Task directions :: State the number of lines where "aktiveret" appears. Add nothing else.

------ Input rows ------

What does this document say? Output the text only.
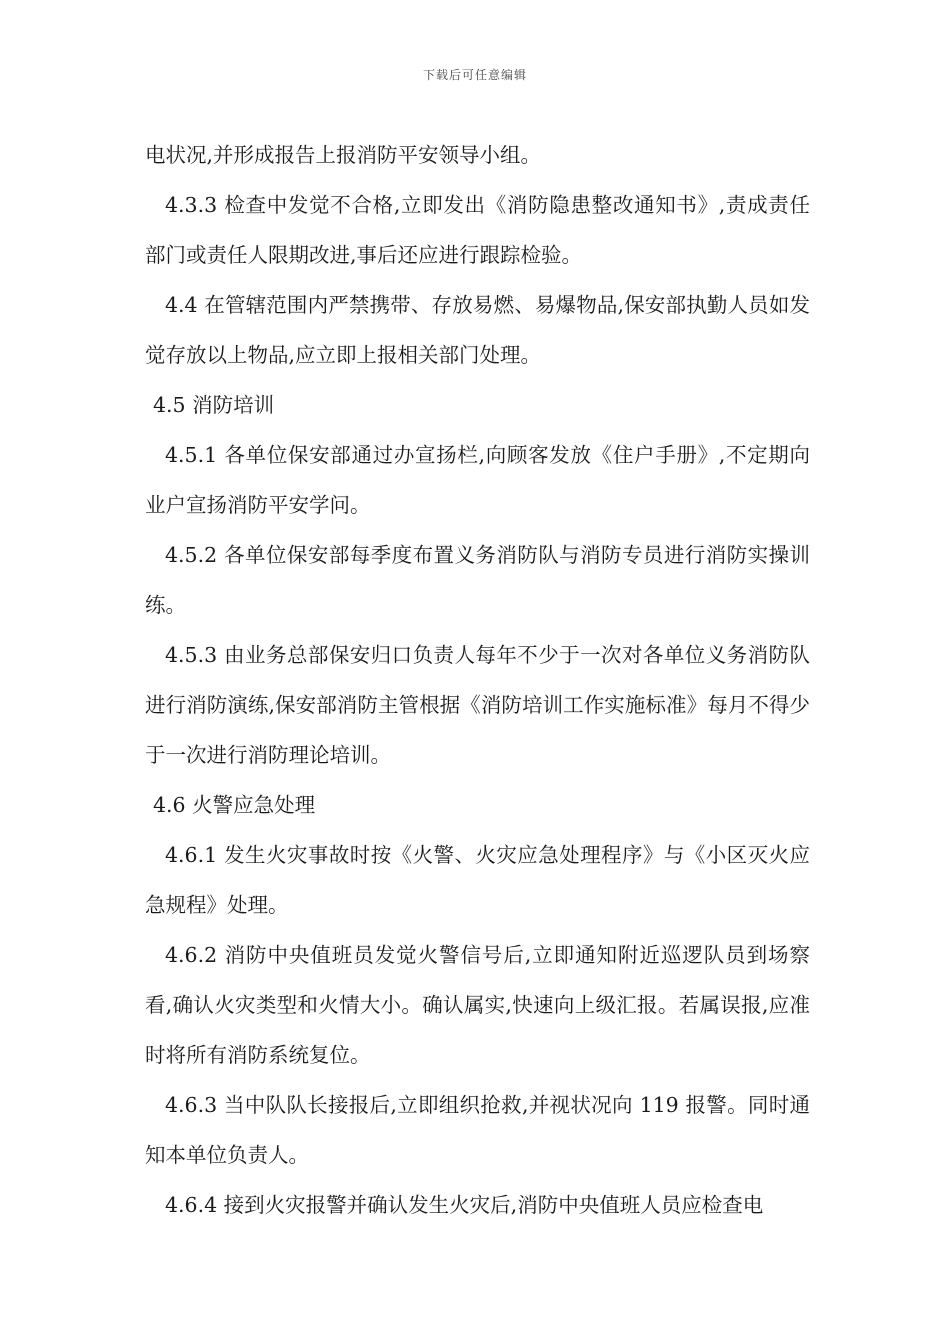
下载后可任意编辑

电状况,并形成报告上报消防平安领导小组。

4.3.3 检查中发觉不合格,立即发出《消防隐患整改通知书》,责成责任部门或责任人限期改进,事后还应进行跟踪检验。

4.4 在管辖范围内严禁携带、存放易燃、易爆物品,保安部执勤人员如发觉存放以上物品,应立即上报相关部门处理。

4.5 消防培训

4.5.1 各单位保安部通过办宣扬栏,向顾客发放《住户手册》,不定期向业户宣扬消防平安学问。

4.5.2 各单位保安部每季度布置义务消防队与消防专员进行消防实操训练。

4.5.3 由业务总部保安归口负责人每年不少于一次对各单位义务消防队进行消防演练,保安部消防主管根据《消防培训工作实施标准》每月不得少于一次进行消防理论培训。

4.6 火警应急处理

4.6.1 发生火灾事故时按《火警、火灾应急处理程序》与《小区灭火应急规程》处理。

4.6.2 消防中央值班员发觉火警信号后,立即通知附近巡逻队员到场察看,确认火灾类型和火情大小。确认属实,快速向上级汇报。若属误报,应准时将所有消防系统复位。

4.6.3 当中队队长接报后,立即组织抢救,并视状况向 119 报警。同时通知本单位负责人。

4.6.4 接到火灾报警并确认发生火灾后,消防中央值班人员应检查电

------
------ Input rows ------

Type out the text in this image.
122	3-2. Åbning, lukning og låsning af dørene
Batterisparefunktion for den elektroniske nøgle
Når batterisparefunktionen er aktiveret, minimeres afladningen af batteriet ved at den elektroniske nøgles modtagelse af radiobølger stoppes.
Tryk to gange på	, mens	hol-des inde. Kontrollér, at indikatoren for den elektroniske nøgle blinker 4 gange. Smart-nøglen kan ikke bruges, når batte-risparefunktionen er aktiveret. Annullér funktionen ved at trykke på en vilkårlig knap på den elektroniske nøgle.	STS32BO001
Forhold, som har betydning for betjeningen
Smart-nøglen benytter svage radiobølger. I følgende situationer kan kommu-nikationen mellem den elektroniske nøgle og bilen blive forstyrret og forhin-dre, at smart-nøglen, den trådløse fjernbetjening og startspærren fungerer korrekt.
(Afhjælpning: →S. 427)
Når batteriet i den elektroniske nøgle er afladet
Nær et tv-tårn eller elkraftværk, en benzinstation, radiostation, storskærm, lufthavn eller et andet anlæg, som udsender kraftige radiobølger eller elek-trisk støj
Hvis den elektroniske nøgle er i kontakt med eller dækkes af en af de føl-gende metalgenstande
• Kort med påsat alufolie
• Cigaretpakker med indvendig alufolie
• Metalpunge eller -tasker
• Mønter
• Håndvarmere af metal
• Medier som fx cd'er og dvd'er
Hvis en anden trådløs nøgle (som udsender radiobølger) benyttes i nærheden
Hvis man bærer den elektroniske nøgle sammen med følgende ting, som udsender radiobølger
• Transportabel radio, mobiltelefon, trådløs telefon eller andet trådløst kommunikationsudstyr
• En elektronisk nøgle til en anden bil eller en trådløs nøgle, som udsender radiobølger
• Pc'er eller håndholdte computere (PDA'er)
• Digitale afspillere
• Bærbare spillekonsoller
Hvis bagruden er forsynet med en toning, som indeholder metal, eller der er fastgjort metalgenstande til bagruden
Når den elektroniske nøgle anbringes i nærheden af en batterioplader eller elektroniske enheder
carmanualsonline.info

------

Written solution :: 2